======== EXTRACTED DATA ========
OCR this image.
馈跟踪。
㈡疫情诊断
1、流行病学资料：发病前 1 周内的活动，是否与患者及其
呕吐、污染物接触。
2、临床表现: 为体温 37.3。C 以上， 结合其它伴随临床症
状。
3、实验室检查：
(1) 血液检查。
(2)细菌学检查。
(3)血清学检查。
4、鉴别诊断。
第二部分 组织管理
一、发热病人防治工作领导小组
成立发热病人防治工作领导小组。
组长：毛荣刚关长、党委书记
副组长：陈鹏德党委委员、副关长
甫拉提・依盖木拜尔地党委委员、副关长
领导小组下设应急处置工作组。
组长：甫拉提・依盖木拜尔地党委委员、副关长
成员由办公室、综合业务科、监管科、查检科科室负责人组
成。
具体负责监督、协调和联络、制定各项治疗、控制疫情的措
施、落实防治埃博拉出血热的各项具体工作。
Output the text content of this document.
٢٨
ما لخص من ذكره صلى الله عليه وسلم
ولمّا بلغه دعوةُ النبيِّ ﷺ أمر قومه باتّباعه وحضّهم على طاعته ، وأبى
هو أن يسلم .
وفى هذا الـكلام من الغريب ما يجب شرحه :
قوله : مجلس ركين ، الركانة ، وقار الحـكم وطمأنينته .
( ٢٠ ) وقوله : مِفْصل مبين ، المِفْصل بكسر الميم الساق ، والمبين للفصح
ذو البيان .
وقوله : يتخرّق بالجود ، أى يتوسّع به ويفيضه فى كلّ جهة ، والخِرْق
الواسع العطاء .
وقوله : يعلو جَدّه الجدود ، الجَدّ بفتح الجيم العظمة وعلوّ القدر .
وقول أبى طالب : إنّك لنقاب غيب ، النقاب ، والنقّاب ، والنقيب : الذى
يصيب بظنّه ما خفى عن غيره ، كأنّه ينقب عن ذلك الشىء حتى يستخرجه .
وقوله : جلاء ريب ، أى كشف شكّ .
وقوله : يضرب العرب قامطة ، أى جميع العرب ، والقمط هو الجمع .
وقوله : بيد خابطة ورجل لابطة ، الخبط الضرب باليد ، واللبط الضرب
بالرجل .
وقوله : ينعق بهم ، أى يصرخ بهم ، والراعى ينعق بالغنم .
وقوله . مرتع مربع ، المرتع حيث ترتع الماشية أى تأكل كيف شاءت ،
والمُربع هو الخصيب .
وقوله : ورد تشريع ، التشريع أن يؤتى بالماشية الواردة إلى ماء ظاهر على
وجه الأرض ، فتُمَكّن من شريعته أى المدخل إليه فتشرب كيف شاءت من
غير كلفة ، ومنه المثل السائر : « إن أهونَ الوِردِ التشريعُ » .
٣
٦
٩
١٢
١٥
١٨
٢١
========
EXERCISE PROMPT →
Which lines contain "شاءت"? Copy each of them out.

IN RESPONSE →
وقوله . مرتع مربع ، المرتع حيث ترتع الماشية أى تأكل كيف شاءت ،
وجه الأرض ، فتُمَكّن من شريعته أى المدخل إليه فتشرب كيف شاءت من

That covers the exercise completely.